— Records to process —
--- START ---

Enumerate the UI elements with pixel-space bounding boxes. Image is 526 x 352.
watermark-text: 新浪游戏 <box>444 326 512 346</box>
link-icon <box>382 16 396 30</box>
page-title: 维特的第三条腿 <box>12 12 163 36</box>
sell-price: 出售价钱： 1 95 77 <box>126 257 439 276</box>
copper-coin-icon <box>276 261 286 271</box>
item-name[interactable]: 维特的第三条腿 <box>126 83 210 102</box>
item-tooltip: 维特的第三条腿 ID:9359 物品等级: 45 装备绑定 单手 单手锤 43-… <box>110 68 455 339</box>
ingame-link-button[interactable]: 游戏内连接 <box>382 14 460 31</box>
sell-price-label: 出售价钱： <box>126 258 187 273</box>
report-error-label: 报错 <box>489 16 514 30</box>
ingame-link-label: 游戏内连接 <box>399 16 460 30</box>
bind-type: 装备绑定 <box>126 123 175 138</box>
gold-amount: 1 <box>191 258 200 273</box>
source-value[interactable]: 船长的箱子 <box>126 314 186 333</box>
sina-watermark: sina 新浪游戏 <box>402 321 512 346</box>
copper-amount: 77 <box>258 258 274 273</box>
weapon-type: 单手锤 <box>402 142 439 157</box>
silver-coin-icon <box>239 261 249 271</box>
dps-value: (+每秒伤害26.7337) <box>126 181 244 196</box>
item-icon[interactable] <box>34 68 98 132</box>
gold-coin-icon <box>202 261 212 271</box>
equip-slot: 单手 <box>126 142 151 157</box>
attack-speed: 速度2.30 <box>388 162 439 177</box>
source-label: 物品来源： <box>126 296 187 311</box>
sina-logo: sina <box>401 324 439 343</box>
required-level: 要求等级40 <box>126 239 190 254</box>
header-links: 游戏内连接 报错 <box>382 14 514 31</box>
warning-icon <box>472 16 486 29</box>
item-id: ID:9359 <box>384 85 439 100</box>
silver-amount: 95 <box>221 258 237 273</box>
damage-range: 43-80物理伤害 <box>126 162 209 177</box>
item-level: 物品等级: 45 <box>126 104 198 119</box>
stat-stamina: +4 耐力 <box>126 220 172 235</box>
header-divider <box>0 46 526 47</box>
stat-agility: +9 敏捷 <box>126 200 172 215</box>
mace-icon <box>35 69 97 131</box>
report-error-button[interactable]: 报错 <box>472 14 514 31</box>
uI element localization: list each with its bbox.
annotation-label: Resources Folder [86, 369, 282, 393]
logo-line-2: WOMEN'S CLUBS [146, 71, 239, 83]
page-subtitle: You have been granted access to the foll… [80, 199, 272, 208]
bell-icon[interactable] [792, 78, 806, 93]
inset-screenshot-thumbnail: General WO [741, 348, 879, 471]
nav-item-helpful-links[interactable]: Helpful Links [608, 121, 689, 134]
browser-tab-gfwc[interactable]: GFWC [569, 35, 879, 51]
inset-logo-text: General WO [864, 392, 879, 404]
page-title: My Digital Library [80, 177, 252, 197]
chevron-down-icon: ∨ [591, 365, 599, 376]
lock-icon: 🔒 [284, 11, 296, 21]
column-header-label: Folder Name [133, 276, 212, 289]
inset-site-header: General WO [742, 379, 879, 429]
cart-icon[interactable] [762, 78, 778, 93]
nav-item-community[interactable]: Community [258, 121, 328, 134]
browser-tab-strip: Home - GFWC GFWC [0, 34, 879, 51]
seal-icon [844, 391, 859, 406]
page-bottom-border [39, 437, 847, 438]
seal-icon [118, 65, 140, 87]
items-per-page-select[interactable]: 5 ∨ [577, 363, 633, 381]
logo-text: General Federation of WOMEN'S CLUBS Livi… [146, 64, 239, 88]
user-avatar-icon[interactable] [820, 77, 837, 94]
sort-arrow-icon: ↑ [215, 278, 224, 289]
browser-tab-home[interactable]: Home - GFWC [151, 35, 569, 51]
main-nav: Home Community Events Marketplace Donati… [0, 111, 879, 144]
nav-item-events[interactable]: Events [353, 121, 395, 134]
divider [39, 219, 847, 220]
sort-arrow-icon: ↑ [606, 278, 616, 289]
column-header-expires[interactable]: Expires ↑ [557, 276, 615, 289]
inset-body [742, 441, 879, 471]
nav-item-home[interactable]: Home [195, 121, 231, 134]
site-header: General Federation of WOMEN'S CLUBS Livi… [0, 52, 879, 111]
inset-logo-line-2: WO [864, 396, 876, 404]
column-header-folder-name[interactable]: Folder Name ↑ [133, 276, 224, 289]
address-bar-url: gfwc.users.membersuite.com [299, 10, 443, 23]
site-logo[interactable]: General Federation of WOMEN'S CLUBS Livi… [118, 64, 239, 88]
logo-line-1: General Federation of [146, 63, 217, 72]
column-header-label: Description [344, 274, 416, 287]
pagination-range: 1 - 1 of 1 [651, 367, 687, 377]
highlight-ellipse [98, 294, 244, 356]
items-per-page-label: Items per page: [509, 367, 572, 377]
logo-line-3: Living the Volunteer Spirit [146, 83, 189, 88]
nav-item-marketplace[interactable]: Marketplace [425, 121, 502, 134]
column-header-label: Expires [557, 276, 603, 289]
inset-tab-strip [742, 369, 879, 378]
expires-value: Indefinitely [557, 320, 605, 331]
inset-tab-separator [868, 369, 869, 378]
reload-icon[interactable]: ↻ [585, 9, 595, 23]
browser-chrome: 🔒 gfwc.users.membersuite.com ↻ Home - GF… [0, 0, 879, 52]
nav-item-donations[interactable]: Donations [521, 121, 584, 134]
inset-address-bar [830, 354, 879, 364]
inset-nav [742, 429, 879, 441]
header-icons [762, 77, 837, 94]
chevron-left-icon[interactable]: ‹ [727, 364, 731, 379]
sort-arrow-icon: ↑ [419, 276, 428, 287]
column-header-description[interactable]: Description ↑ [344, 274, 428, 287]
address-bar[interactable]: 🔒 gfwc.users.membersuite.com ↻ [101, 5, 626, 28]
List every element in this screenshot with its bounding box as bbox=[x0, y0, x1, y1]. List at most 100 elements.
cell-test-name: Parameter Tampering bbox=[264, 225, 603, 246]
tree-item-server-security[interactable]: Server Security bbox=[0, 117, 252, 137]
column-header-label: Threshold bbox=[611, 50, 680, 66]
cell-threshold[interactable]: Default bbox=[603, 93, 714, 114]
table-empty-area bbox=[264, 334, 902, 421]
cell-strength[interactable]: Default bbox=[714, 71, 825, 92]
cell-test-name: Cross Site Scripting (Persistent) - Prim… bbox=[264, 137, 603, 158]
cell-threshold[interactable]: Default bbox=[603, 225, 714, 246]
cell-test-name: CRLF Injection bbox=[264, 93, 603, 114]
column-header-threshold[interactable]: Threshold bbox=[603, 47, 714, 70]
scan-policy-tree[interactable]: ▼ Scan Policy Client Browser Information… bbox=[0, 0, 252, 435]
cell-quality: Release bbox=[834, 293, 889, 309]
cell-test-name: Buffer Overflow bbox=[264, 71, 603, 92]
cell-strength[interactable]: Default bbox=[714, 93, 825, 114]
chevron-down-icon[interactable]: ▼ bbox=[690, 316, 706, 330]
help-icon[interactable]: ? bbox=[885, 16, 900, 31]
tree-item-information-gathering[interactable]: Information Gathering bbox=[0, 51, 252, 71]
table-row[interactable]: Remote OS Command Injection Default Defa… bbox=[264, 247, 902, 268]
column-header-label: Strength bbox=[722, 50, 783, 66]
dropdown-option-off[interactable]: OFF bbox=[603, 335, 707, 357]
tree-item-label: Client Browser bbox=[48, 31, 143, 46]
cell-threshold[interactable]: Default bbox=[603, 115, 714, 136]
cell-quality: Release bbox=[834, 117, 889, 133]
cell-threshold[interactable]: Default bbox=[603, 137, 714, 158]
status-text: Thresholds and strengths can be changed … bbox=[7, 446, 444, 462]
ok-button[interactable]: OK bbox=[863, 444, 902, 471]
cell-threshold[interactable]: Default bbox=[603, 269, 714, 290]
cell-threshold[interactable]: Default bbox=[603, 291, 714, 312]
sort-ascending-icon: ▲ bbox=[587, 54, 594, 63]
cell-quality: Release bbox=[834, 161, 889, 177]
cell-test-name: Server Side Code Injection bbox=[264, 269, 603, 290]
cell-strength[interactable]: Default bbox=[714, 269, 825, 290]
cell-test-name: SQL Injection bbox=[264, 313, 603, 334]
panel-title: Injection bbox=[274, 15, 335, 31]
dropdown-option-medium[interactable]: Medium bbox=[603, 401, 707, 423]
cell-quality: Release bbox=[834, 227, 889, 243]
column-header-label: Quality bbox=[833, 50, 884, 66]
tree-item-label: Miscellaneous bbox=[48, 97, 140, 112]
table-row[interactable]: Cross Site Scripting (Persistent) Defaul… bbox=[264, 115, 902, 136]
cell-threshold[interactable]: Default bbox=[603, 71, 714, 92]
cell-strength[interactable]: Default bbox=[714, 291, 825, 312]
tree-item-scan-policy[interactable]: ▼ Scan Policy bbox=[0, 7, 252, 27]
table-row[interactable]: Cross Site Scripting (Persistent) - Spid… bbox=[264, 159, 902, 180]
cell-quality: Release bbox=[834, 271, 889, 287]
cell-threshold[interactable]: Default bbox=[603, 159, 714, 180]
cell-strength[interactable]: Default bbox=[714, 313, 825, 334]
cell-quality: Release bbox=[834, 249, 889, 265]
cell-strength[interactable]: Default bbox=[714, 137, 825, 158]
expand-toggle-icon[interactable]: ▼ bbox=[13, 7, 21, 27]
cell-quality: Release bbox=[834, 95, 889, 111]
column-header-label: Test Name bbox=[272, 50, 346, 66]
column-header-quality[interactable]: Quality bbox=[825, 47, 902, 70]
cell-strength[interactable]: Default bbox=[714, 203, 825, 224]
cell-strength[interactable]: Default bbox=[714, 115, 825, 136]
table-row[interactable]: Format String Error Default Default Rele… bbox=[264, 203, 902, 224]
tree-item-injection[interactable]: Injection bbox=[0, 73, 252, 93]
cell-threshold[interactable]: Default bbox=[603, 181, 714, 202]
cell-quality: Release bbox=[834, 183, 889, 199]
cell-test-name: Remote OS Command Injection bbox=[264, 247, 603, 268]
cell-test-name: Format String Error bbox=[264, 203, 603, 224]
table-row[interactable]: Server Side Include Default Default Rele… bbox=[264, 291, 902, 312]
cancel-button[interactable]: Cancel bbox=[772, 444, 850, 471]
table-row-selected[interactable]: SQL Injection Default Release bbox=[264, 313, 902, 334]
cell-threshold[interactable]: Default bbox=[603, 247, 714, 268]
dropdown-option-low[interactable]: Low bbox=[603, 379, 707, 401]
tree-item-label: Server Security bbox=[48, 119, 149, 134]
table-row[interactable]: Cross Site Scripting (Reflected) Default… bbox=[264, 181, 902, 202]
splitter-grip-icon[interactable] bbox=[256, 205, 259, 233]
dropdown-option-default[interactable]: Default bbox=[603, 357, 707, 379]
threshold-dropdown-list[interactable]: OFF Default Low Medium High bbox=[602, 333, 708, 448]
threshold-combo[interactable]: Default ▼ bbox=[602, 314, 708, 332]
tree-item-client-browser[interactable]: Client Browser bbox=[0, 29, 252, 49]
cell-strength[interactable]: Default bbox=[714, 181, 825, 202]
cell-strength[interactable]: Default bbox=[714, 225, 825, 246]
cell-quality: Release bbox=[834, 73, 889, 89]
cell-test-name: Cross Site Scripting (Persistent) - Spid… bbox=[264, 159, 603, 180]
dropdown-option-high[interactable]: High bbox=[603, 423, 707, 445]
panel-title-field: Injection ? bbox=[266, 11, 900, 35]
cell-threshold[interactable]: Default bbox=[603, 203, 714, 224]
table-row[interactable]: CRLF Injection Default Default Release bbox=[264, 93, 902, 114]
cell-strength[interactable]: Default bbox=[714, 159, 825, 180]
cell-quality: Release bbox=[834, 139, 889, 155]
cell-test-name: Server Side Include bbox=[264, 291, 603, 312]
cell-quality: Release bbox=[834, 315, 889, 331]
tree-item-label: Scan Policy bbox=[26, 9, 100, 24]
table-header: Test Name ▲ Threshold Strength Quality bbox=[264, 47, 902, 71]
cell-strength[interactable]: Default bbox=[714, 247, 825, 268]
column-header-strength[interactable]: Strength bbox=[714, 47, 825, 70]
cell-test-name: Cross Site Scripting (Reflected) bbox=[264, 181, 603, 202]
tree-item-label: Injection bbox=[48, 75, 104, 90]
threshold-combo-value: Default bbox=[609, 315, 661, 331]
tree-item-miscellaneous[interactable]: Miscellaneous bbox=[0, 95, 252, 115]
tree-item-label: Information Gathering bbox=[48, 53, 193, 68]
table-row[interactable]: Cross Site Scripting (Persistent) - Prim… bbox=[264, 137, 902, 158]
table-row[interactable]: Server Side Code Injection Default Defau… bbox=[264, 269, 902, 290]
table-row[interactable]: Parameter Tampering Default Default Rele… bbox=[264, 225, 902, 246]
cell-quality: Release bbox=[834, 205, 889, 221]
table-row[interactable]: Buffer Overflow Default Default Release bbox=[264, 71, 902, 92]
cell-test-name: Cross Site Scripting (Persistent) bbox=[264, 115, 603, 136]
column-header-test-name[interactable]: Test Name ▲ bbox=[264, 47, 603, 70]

--- END ---

Rewrite the items from the very first line through the line holding "bell-icon[interactable] [792, 78, 806, 93]", inclusive, changing "sell-price" to "sale-price" and leaving everything else as it is.

— Solution to the problem —
Enumerate the UI elements with pixel-space bounding boxes. Image is 526 x 352.
watermark-text: 新浪游戏 <box>444 326 512 346</box>
link-icon <box>382 16 396 30</box>
page-title: 维特的第三条腿 <box>12 12 163 36</box>
sale-price: 出售价钱： 1 95 77 <box>126 257 439 276</box>
copper-coin-icon <box>276 261 286 271</box>
item-name[interactable]: 维特的第三条腿 <box>126 83 210 102</box>
item-tooltip: 维特的第三条腿 ID:9359 物品等级: 45 装备绑定 单手 单手锤 43-… <box>110 68 455 339</box>
ingame-link-button[interactable]: 游戏内连接 <box>382 14 460 31</box>
sale-price-label: 出售价钱： <box>126 258 187 273</box>
report-error-label: 报错 <box>489 16 514 30</box>
ingame-link-label: 游戏内连接 <box>399 16 460 30</box>
bind-type: 装备绑定 <box>126 123 175 138</box>
gold-amount: 1 <box>191 258 200 273</box>
source-value[interactable]: 船长的箱子 <box>126 314 186 333</box>
sina-watermark: sina 新浪游戏 <box>402 321 512 346</box>
copper-amount: 77 <box>258 258 274 273</box>
weapon-type: 单手锤 <box>402 142 439 157</box>
silver-coin-icon <box>239 261 249 271</box>
dps-value: (+每秒伤害26.7337) <box>126 181 244 196</box>
item-icon[interactable] <box>34 68 98 132</box>
gold-coin-icon <box>202 261 212 271</box>
equip-slot: 单手 <box>126 142 151 157</box>
attack-speed: 速度2.30 <box>388 162 439 177</box>
source-label: 物品来源： <box>126 296 187 311</box>
sina-logo: sina <box>401 324 439 343</box>
required-level: 要求等级40 <box>126 239 190 254</box>
header-links: 游戏内连接 报错 <box>382 14 514 31</box>
warning-icon <box>472 16 486 29</box>
item-id: ID:9359 <box>384 85 439 100</box>
silver-amount: 95 <box>221 258 237 273</box>
damage-range: 43-80物理伤害 <box>126 162 209 177</box>
item-level: 物品等级: 45 <box>126 104 198 119</box>
stat-stamina: +4 耐力 <box>126 220 172 235</box>
header-divider <box>0 46 526 47</box>
stat-agility: +9 敏捷 <box>126 200 172 215</box>
mace-icon <box>35 69 97 131</box>
report-error-button[interactable]: 报错 <box>472 14 514 31</box>
uI element localization: list each with its bbox.
annotation-label: Resources Folder [86, 369, 282, 393]
logo-line-2: WOMEN'S CLUBS [146, 71, 239, 83]
page-subtitle: You have been granted access to the foll… [80, 199, 272, 208]
bell-icon[interactable] [792, 78, 806, 93]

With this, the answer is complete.